• _Problem to work on_
What is the number of lines containing "grid"? Give only that number.

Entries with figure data
────────────────────

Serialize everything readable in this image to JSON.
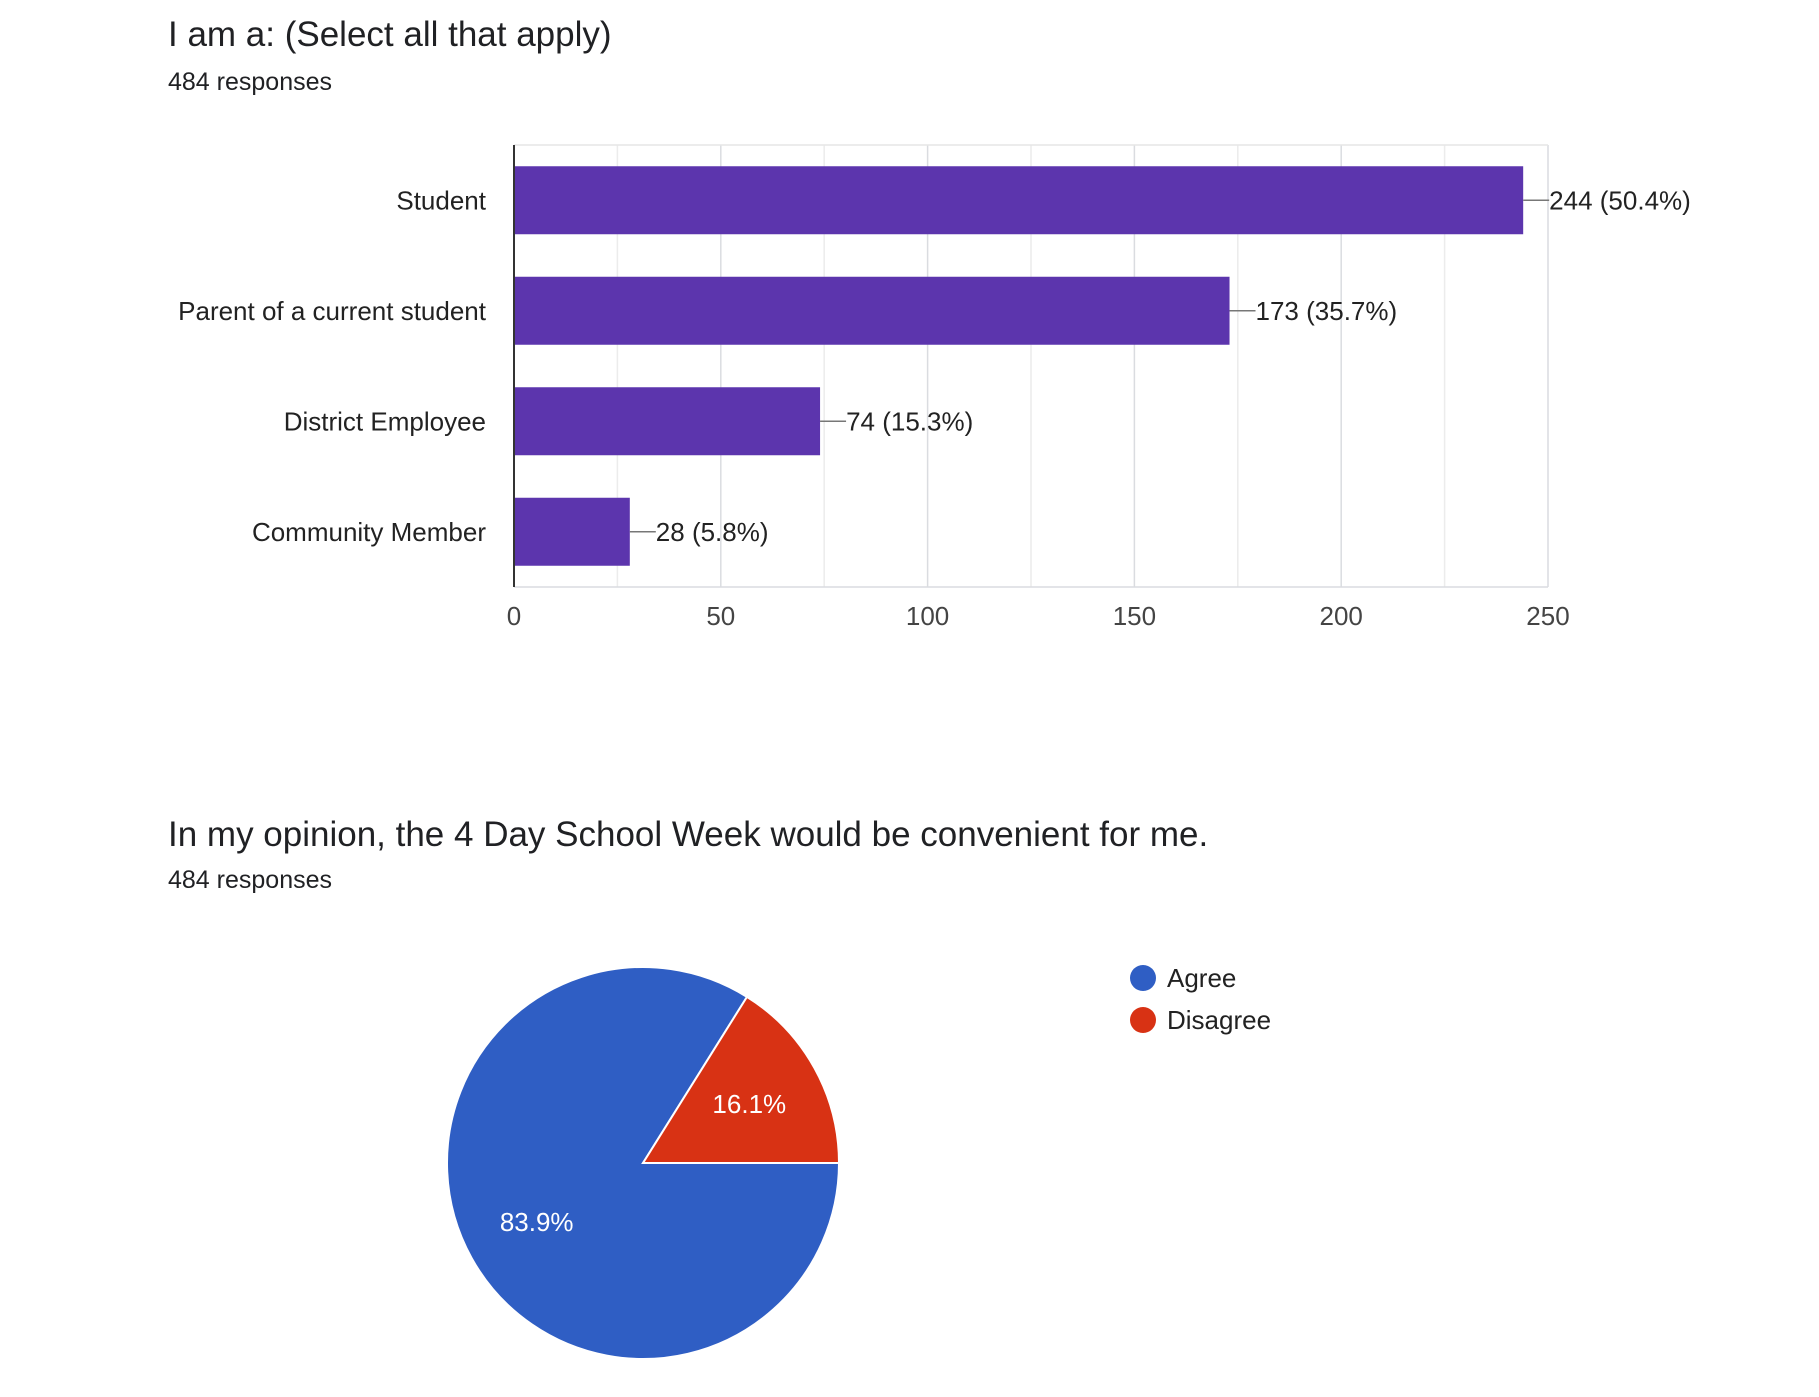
{
  "charts": [
    {
      "title": "I am a: (Select all that apply)",
      "subtitle": "484 responses"
    },
    {
      "title": "In my opinion, the 4 Day School Week would be convenient for me.",
      "subtitle": "484 responses"
    }
  ],
  "chart_data": [
    {
      "type": "bar",
      "orientation": "horizontal",
      "title": "I am a: (Select all that apply)",
      "subtitle": "484 responses",
      "categories": [
        "Student",
        "Parent of a current student",
        "District Employee",
        "Community Member"
      ],
      "values": [
        244,
        173,
        74,
        28
      ],
      "data_labels": [
        "244 (50.4%)",
        "173 (35.7%)",
        "74 (15.3%)",
        "28 (5.8%)"
      ],
      "xlim": [
        0,
        250
      ],
      "x_ticks": [
        0,
        50,
        100,
        150,
        200,
        250
      ],
      "grid": true,
      "bar_color": "#5c35ad"
    },
    {
      "type": "pie",
      "title": "In my opinion, the 4 Day School Week would be convenient for me.",
      "subtitle": "484 responses",
      "labels": [
        "Agree",
        "Disagree"
      ],
      "values": [
        83.9,
        16.1
      ],
      "data_labels": [
        "83.9%",
        "16.1%"
      ],
      "colors": [
        "#2f5ec4",
        "#d83214"
      ],
      "legend": "right"
    }
  ]
}
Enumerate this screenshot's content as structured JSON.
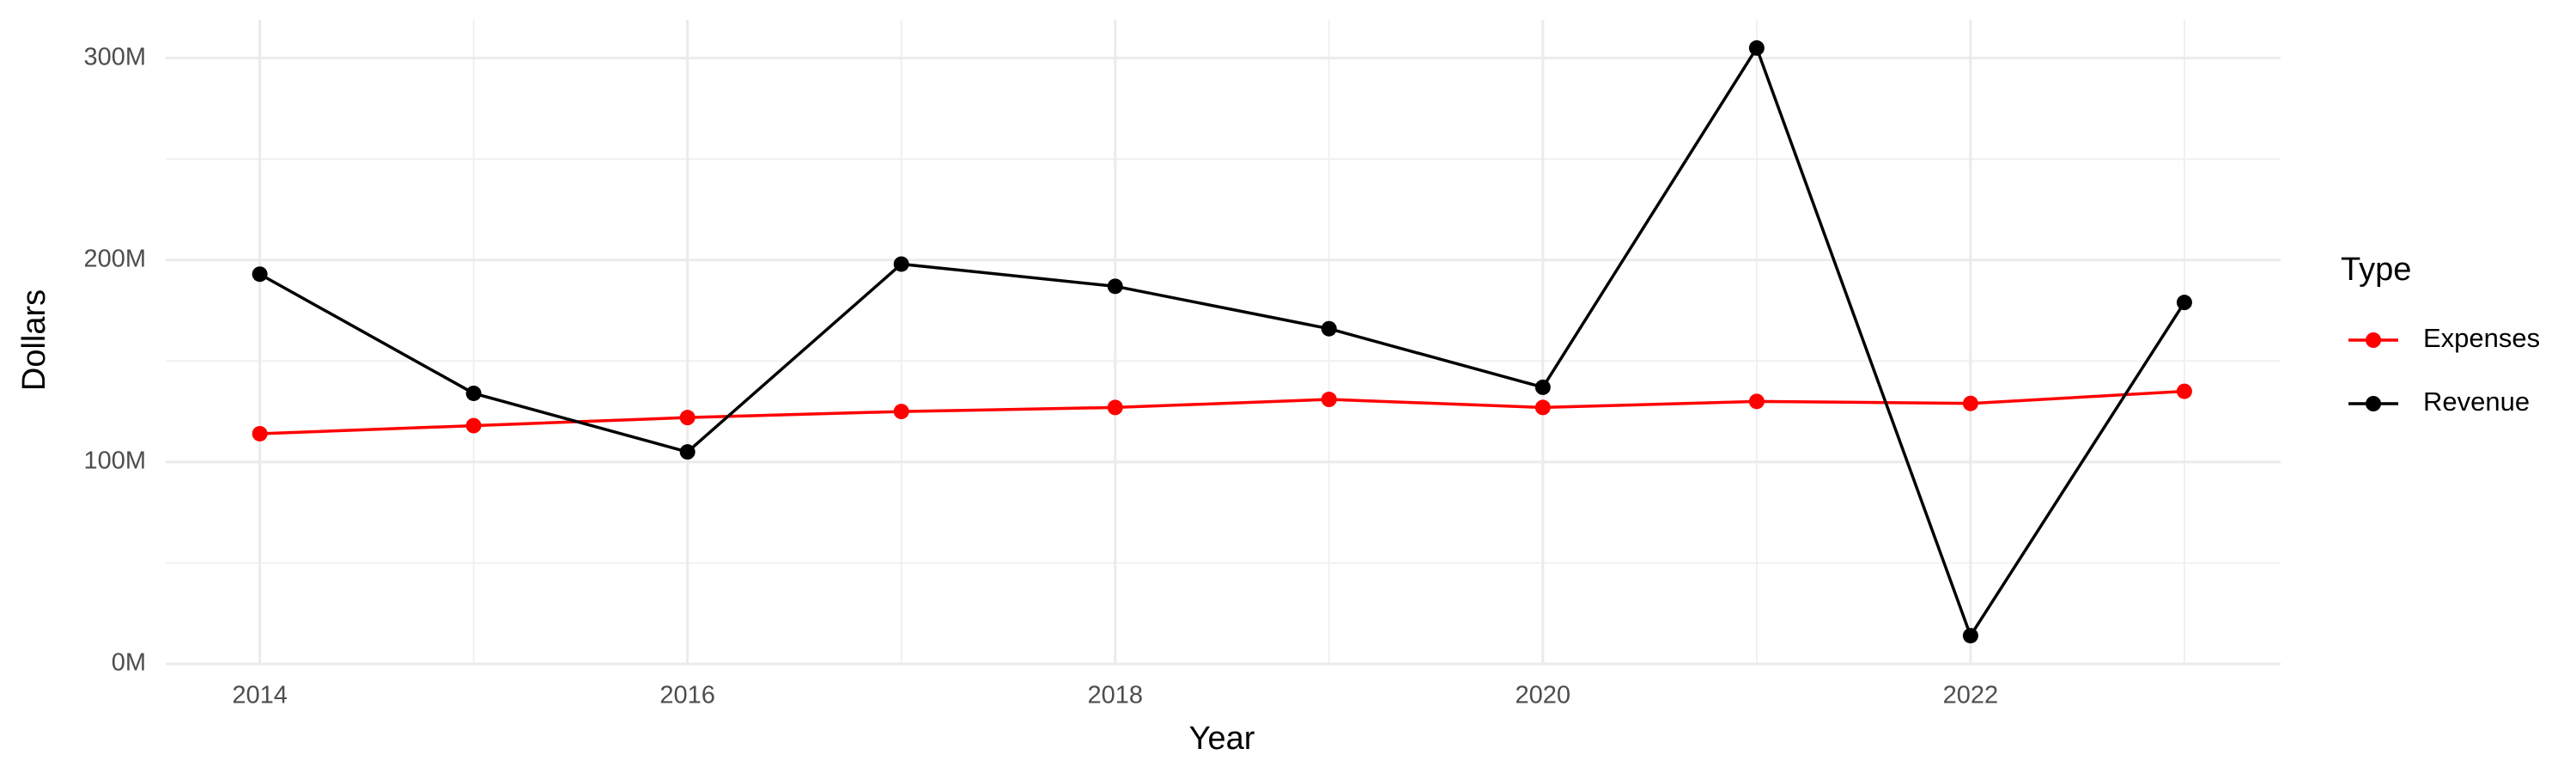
{
  "chart_data": {
    "type": "line",
    "x_label": "Year",
    "y_label": "Dollars",
    "x": [
      2014,
      2015,
      2016,
      2017,
      2018,
      2019,
      2020,
      2021,
      2022,
      2023
    ],
    "series": [
      {
        "name": "Expenses",
        "color": "#ff0000",
        "values": [
          114000000,
          118000000,
          122000000,
          125000000,
          127000000,
          131000000,
          127000000,
          130000000,
          129000000,
          135000000
        ]
      },
      {
        "name": "Revenue",
        "color": "#000000",
        "values": [
          193000000,
          134000000,
          105000000,
          198000000,
          187000000,
          166000000,
          137000000,
          305000000,
          14000000,
          179000000
        ]
      }
    ],
    "legend_title": "Type",
    "legend_position": "right",
    "xlim": [
      2013.56,
      2023.45
    ],
    "xticks": [
      2014,
      2016,
      2018,
      2020,
      2022
    ],
    "xminor": [
      2015,
      2017,
      2019,
      2021,
      2023
    ],
    "ylim": [
      0,
      319000000
    ],
    "yticks": [
      {
        "value": 0,
        "label": "0M"
      },
      {
        "value": 100000000,
        "label": "100M"
      },
      {
        "value": 200000000,
        "label": "200M"
      },
      {
        "value": 300000000,
        "label": "300M"
      }
    ],
    "yminor": [
      50000000,
      150000000,
      250000000
    ],
    "grid": true
  }
}
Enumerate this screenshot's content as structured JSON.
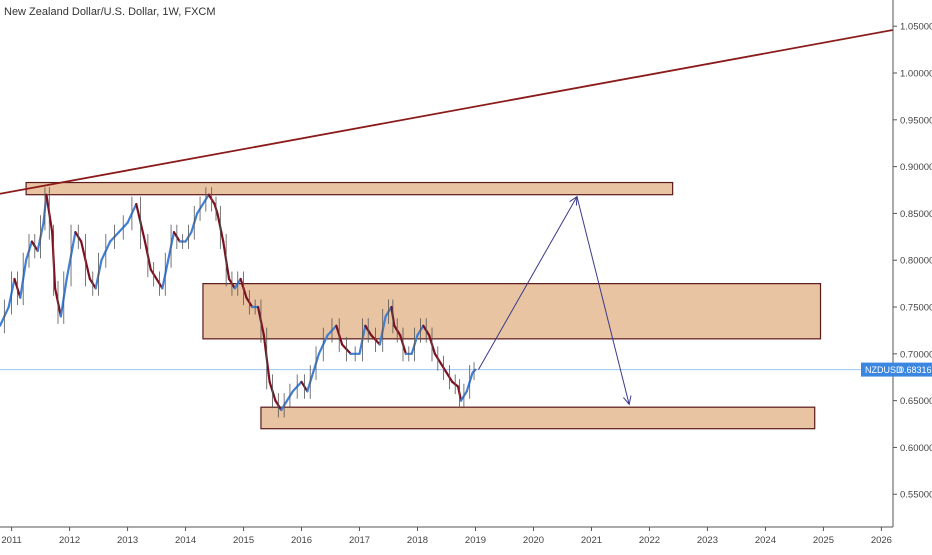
{
  "chart_data": {
    "type": "line",
    "title": "New Zealand Dollar/U.S. Dollar, 1W, FXCM",
    "symbol": "NZDUSD",
    "last_price": 0.68316,
    "last_price_label": "0.68316",
    "xlim": [
      2010.8,
      2026.2
    ],
    "ylim": [
      0.515,
      1.078
    ],
    "x_ticks": [
      2011,
      2012,
      2013,
      2014,
      2015,
      2016,
      2017,
      2018,
      2019,
      2020,
      2021,
      2022,
      2023,
      2024,
      2025,
      2026
    ],
    "x_tick_labels": [
      "2011",
      "2012",
      "2013",
      "2014",
      "2015",
      "2016",
      "2017",
      "2018",
      "2019",
      "2020",
      "2021",
      "2022",
      "2023",
      "2024",
      "2025",
      "2026"
    ],
    "y_ticks": [
      0.55,
      0.6,
      0.65,
      0.7,
      0.75,
      0.8,
      0.85,
      0.9,
      0.95,
      1.0,
      1.05
    ],
    "y_tick_labels": [
      "0.55000",
      "0.60000",
      "0.65000",
      "0.70000",
      "0.75000",
      "0.80000",
      "0.85000",
      "0.90000",
      "0.95000",
      "1.00000",
      "1.05000"
    ],
    "grid": false,
    "colors": {
      "price_up": "#3f7fd6",
      "price_down": "#7a1020",
      "trendline": "#8b1a1a",
      "zone_fill": "#e8c4a2",
      "zone_border": "#5a1a1a",
      "arrow": "#3a3a8a",
      "price_line": "#9ec3ee",
      "price_label_bg": "#3b87e0",
      "axis_text": "#444444"
    },
    "series": [
      {
        "type": "price",
        "x": [
          2010.8,
          2010.95,
          2011.05,
          2011.15,
          2011.25,
          2011.35,
          2011.45,
          2011.55,
          2011.6,
          2011.7,
          2011.75,
          2011.85,
          2011.95,
          2012.1,
          2012.2,
          2012.35,
          2012.45,
          2012.55,
          2012.7,
          2012.85,
          2013.0,
          2013.15,
          2013.3,
          2013.4,
          2013.5,
          2013.6,
          2013.7,
          2013.8,
          2013.9,
          2014.0,
          2014.1,
          2014.2,
          2014.3,
          2014.4,
          2014.5,
          2014.55,
          2014.65,
          2014.75,
          2014.85,
          2014.95,
          2015.05,
          2015.15,
          2015.25,
          2015.35,
          2015.45,
          2015.55,
          2015.65,
          2015.75,
          2015.85,
          2016.0,
          2016.1,
          2016.2,
          2016.3,
          2016.45,
          2016.6,
          2016.7,
          2016.85,
          2017.0,
          2017.1,
          2017.2,
          2017.35,
          2017.45,
          2017.55,
          2017.6,
          2017.7,
          2017.8,
          2017.9,
          2018.0,
          2018.1,
          2018.2,
          2018.3,
          2018.4,
          2018.5,
          2018.6,
          2018.7,
          2018.75,
          2018.85,
          2018.95,
          2019.0
        ],
        "y": [
          0.73,
          0.75,
          0.78,
          0.76,
          0.8,
          0.82,
          0.81,
          0.84,
          0.87,
          0.83,
          0.77,
          0.74,
          0.78,
          0.83,
          0.82,
          0.78,
          0.77,
          0.8,
          0.82,
          0.83,
          0.84,
          0.86,
          0.82,
          0.79,
          0.78,
          0.77,
          0.8,
          0.83,
          0.82,
          0.82,
          0.83,
          0.85,
          0.86,
          0.87,
          0.86,
          0.85,
          0.82,
          0.78,
          0.77,
          0.78,
          0.76,
          0.75,
          0.75,
          0.72,
          0.67,
          0.65,
          0.64,
          0.65,
          0.66,
          0.67,
          0.66,
          0.68,
          0.7,
          0.72,
          0.73,
          0.71,
          0.7,
          0.7,
          0.73,
          0.72,
          0.71,
          0.74,
          0.75,
          0.73,
          0.72,
          0.7,
          0.7,
          0.72,
          0.73,
          0.72,
          0.7,
          0.69,
          0.68,
          0.67,
          0.665,
          0.65,
          0.66,
          0.68,
          0.683
        ]
      },
      {
        "type": "trendline",
        "x": [
          2010.8,
          2026.2
        ],
        "y": [
          0.871,
          1.046
        ]
      }
    ],
    "zones": [
      {
        "x0": 2011.25,
        "x1": 2022.4,
        "y0": 0.87,
        "y1": 0.883
      },
      {
        "x0": 2014.3,
        "x1": 2024.95,
        "y0": 0.716,
        "y1": 0.775
      },
      {
        "x0": 2015.3,
        "x1": 2024.85,
        "y0": 0.62,
        "y1": 0.643
      }
    ],
    "arrows": [
      {
        "x": [
          2019.05,
          2020.75
        ],
        "y": [
          0.683,
          0.868
        ]
      },
      {
        "x": [
          2020.75,
          2021.65
        ],
        "y": [
          0.868,
          0.646
        ]
      }
    ]
  }
}
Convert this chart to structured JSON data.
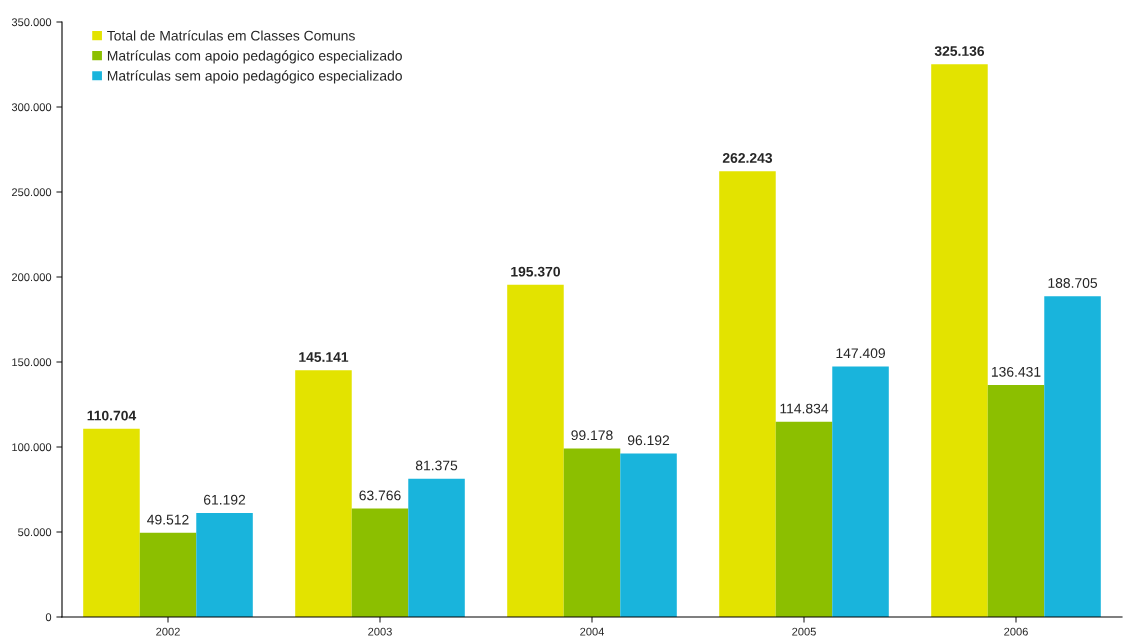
{
  "chart_data": {
    "type": "bar",
    "categories": [
      "2002",
      "2003",
      "2004",
      "2005",
      "2006"
    ],
    "series": [
      {
        "name": "Total de Matrículas em Classes Comuns",
        "color": "#e3e300",
        "values": [
          110704,
          145141,
          195370,
          262243,
          325136
        ],
        "value_labels": [
          "110.704",
          "145.141",
          "195.370",
          "262.243",
          "325.136"
        ]
      },
      {
        "name": "Matrículas com apoio pedagógico especializado",
        "color": "#8cbf00",
        "values": [
          49512,
          63766,
          99178,
          114834,
          136431
        ],
        "value_labels": [
          "49.512",
          "63.766",
          "99.178",
          "114.834",
          "136.431"
        ]
      },
      {
        "name": "Matrículas sem apoio pedagógico especializado",
        "color": "#19b4dc",
        "values": [
          61192,
          81375,
          96192,
          147409,
          188705
        ],
        "value_labels": [
          "61.192",
          "81.375",
          "96.192",
          "147.409",
          "188.705"
        ]
      }
    ],
    "ylim": [
      0,
      350000
    ],
    "yticks": [
      0,
      {
        "value": 50000,
        "label": "50.000"
      },
      {
        "value": 100000,
        "label": "100.000"
      },
      {
        "value": 150000,
        "label": "150.000"
      },
      {
        "value": 200000,
        "label": "200.000"
      },
      {
        "value": 250000,
        "label": "250.000"
      },
      {
        "value": 300000,
        "label": "300.000"
      },
      {
        "value": 350000,
        "label": "350.000"
      }
    ],
    "grid": false,
    "legend": "top left"
  }
}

────────────────────

• _Expected answer_
4